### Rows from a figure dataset
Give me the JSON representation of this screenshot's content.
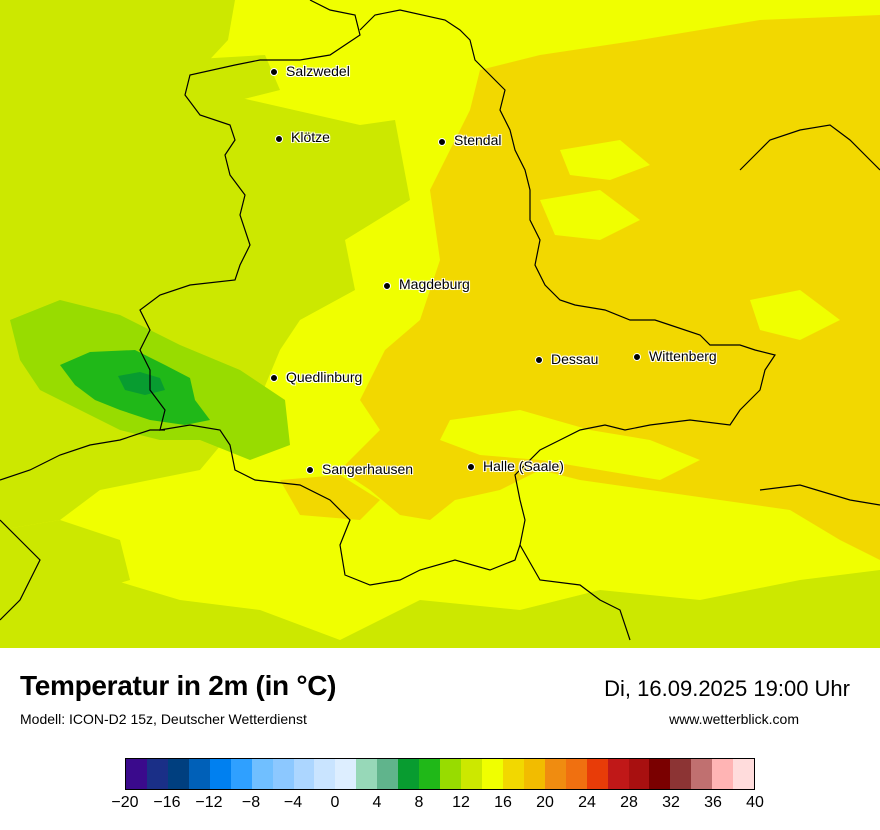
{
  "header": {
    "title": "Temperatur in 2m (in °C)",
    "model": "Modell: ICON-D2 15z, Deutscher Wetterdienst",
    "datetime": "Di, 16.09.2025 19:00 Uhr",
    "website": "www.wetterblick.com"
  },
  "cities": [
    {
      "id": "salzwedel",
      "name": "Salzwedel"
    },
    {
      "id": "kloetze",
      "name": "Klötze"
    },
    {
      "id": "stendal",
      "name": "Stendal"
    },
    {
      "id": "magdeburg",
      "name": "Magdeburg"
    },
    {
      "id": "dessau",
      "name": "Dessau"
    },
    {
      "id": "wittenberg",
      "name": "Wittenberg"
    },
    {
      "id": "quedlinburg",
      "name": "Quedlinburg"
    },
    {
      "id": "sangerhausen",
      "name": "Sangerhausen"
    },
    {
      "id": "halle",
      "name": "Halle (Saale)"
    }
  ],
  "legend": {
    "ticks": [
      "−20",
      "−16",
      "−12",
      "−8",
      "−4",
      "0",
      "4",
      "8",
      "12",
      "16",
      "20",
      "24",
      "28",
      "32",
      "36",
      "40"
    ],
    "colors": [
      "#3a0a8c",
      "#1a2f87",
      "#003f7f",
      "#0060b8",
      "#0080f0",
      "#2fa0ff",
      "#70bfff",
      "#8cc8ff",
      "#acd6ff",
      "#c9e4ff",
      "#ddeeff",
      "#97d8b8",
      "#60b48c",
      "#089c30",
      "#20b818",
      "#98dc00",
      "#cce800",
      "#f0ff00",
      "#f2d800",
      "#f2bc00",
      "#f08c10",
      "#f07010",
      "#e83c08",
      "#c01818",
      "#a81010",
      "#7a0000",
      "#8c3434",
      "#c07070",
      "#ffb4b4",
      "#ffdcdc"
    ]
  },
  "colors": {
    "field_base": "#f0ff00",
    "field_warm": "#f2d800",
    "field_cool": "#cce800",
    "field_mild": "#98dc00",
    "field_green": "#20b818",
    "field_dark": "#089c30"
  }
}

### SET PROBLEM
Omit each picture, then return all of the listing exactly as it stands.

### EXERCISE ANSWER
Give me the JSON representation of this screenshot's content.
{
  "header": {
    "title": "Temperatur in 2m (in °C)",
    "model": "Modell: ICON-D2 15z, Deutscher Wetterdienst",
    "datetime": "Di, 16.09.2025 19:00 Uhr",
    "website": "www.wetterblick.com"
  },
  "cities": [
    {
      "id": "salzwedel",
      "name": "Salzwedel"
    },
    {
      "id": "kloetze",
      "name": "Klötze"
    },
    {
      "id": "stendal",
      "name": "Stendal"
    },
    {
      "id": "magdeburg",
      "name": "Magdeburg"
    },
    {
      "id": "dessau",
      "name": "Dessau"
    },
    {
      "id": "wittenberg",
      "name": "Wittenberg"
    },
    {
      "id": "quedlinburg",
      "name": "Quedlinburg"
    },
    {
      "id": "sangerhausen",
      "name": "Sangerhausen"
    },
    {
      "id": "halle",
      "name": "Halle (Saale)"
    }
  ],
  "legend": {
    "ticks": [
      "−20",
      "−16",
      "−12",
      "−8",
      "−4",
      "0",
      "4",
      "8",
      "12",
      "16",
      "20",
      "24",
      "28",
      "32",
      "36",
      "40"
    ],
    "colors": [
      "#3a0a8c",
      "#1a2f87",
      "#003f7f",
      "#0060b8",
      "#0080f0",
      "#2fa0ff",
      "#70bfff",
      "#8cc8ff",
      "#acd6ff",
      "#c9e4ff",
      "#ddeeff",
      "#97d8b8",
      "#60b48c",
      "#089c30",
      "#20b818",
      "#98dc00",
      "#cce800",
      "#f0ff00",
      "#f2d800",
      "#f2bc00",
      "#f08c10",
      "#f07010",
      "#e83c08",
      "#c01818",
      "#a81010",
      "#7a0000",
      "#8c3434",
      "#c07070",
      "#ffb4b4",
      "#ffdcdc"
    ]
  },
  "colors": {
    "field_base": "#f0ff00",
    "field_warm": "#f2d800",
    "field_cool": "#cce800",
    "field_mild": "#98dc00",
    "field_green": "#20b818",
    "field_dark": "#089c30"
  }
}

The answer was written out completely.